Figure record extracts
---+---

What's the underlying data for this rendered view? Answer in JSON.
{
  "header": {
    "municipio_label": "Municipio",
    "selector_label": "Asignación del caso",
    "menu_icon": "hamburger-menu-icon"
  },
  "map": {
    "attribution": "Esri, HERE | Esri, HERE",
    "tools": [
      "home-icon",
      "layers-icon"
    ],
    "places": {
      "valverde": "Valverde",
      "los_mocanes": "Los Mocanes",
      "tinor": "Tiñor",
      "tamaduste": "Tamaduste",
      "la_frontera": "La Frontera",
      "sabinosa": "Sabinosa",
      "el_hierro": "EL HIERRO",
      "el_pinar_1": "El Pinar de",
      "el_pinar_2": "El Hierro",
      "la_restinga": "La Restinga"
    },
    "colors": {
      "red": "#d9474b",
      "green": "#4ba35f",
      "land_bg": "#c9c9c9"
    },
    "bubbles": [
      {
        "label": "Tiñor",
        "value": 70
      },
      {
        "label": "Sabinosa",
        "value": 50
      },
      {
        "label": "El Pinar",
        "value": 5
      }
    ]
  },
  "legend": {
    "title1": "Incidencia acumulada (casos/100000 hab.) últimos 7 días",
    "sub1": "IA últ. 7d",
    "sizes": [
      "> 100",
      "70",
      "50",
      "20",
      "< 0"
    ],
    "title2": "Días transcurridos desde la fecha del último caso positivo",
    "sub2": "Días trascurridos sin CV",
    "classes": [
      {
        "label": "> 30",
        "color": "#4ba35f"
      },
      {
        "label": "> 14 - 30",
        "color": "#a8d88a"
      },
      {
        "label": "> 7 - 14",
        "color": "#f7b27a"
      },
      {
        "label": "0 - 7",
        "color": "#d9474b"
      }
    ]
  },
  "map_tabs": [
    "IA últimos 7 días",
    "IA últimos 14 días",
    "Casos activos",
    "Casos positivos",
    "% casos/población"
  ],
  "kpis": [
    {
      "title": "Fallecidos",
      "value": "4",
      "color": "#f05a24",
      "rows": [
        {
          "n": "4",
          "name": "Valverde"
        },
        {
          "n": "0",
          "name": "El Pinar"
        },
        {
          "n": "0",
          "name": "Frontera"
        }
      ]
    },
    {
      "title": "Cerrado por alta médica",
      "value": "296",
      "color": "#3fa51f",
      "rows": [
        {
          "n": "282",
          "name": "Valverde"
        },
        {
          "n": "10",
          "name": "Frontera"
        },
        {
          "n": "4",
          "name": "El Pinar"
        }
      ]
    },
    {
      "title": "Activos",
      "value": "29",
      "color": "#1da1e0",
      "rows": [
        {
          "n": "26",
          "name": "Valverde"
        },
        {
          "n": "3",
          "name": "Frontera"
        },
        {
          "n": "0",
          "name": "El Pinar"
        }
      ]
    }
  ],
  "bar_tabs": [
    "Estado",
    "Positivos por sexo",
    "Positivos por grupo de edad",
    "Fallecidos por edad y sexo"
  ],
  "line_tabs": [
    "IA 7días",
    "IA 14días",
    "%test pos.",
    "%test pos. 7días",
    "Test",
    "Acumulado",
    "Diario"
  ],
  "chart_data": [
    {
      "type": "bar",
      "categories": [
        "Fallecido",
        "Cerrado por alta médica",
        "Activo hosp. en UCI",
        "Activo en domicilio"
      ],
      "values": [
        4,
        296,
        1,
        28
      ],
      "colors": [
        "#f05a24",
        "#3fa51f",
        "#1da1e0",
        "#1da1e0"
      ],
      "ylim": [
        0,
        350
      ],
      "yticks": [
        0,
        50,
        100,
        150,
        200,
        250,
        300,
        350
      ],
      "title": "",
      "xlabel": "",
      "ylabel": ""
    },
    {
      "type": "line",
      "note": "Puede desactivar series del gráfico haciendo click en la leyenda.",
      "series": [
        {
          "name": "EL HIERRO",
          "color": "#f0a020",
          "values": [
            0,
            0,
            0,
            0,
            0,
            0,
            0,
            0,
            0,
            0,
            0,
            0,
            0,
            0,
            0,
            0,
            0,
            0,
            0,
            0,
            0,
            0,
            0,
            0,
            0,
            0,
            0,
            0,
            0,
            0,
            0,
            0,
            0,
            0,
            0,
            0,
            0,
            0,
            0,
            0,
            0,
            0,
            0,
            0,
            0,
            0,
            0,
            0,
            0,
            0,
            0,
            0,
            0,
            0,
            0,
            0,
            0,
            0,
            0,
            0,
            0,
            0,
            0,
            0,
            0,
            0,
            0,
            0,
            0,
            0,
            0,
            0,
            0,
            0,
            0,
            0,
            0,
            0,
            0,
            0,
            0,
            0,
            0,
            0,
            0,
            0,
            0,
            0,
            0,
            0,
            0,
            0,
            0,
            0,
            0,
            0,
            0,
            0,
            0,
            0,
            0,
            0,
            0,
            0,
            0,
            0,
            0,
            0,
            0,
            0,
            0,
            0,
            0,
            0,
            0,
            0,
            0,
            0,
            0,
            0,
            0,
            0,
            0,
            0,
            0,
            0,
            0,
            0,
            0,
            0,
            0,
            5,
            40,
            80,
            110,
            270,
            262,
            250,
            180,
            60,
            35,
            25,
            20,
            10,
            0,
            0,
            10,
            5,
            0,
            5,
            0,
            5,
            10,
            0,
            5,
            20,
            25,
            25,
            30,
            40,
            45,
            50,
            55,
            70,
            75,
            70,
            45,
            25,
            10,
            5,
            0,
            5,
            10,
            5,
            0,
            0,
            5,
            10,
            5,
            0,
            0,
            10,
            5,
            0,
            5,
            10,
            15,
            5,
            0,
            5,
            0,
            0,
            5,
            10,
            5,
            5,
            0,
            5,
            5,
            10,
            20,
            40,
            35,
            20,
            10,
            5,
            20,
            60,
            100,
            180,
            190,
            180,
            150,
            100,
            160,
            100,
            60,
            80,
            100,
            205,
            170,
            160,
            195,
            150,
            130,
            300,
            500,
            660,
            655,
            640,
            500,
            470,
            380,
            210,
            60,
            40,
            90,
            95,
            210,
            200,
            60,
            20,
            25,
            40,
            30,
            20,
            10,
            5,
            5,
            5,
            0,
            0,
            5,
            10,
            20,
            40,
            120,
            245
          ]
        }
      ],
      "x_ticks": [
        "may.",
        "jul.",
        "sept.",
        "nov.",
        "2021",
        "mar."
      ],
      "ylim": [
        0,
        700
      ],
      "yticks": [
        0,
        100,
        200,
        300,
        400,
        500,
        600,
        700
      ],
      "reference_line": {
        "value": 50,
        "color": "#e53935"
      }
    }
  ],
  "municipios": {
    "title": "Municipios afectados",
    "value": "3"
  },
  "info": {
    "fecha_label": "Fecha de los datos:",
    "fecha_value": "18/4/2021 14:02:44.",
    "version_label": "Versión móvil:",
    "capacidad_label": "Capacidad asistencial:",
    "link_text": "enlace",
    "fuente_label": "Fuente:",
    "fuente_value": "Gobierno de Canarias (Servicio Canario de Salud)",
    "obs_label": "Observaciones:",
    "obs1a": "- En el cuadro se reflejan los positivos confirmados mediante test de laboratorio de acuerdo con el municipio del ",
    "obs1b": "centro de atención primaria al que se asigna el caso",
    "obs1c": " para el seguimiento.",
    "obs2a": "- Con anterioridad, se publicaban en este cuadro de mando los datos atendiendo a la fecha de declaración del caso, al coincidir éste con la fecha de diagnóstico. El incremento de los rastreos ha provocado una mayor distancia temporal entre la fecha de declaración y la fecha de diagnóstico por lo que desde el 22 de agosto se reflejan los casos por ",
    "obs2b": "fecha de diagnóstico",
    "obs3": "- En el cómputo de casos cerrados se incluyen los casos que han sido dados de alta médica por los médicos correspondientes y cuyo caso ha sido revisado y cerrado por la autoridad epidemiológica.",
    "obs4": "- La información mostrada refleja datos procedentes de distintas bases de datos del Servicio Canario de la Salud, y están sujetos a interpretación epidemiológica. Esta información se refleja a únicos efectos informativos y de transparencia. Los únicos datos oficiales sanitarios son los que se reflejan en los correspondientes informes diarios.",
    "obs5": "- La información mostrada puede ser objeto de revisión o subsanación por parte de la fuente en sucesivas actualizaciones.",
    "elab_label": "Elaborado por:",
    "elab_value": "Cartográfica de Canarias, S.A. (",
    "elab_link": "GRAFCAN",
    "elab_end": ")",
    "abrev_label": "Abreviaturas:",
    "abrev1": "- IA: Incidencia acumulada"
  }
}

---+---

§ WHAT YOU SHOULD DO: Locate all lines in the listing above with the word "cuadro" and copy them.

§ EXERCISE SOLUTION:
    "obs1a": "- En el cuadro se reflejan los positivos confirmados mediante test de laboratorio de acuerdo con el municipio del ",
    "obs2a": "- Con anterioridad, se publicaban en este cuadro de mando los datos atendiendo a la fecha de declaración del caso, al coincidir éste con la fecha de diagnóstico. El incremento de los rastreos ha provocado una mayor distancia temporal entre la fecha de declaración y la fecha de diagnóstico por lo que desde el 22 de agosto se reflejan los casos por ",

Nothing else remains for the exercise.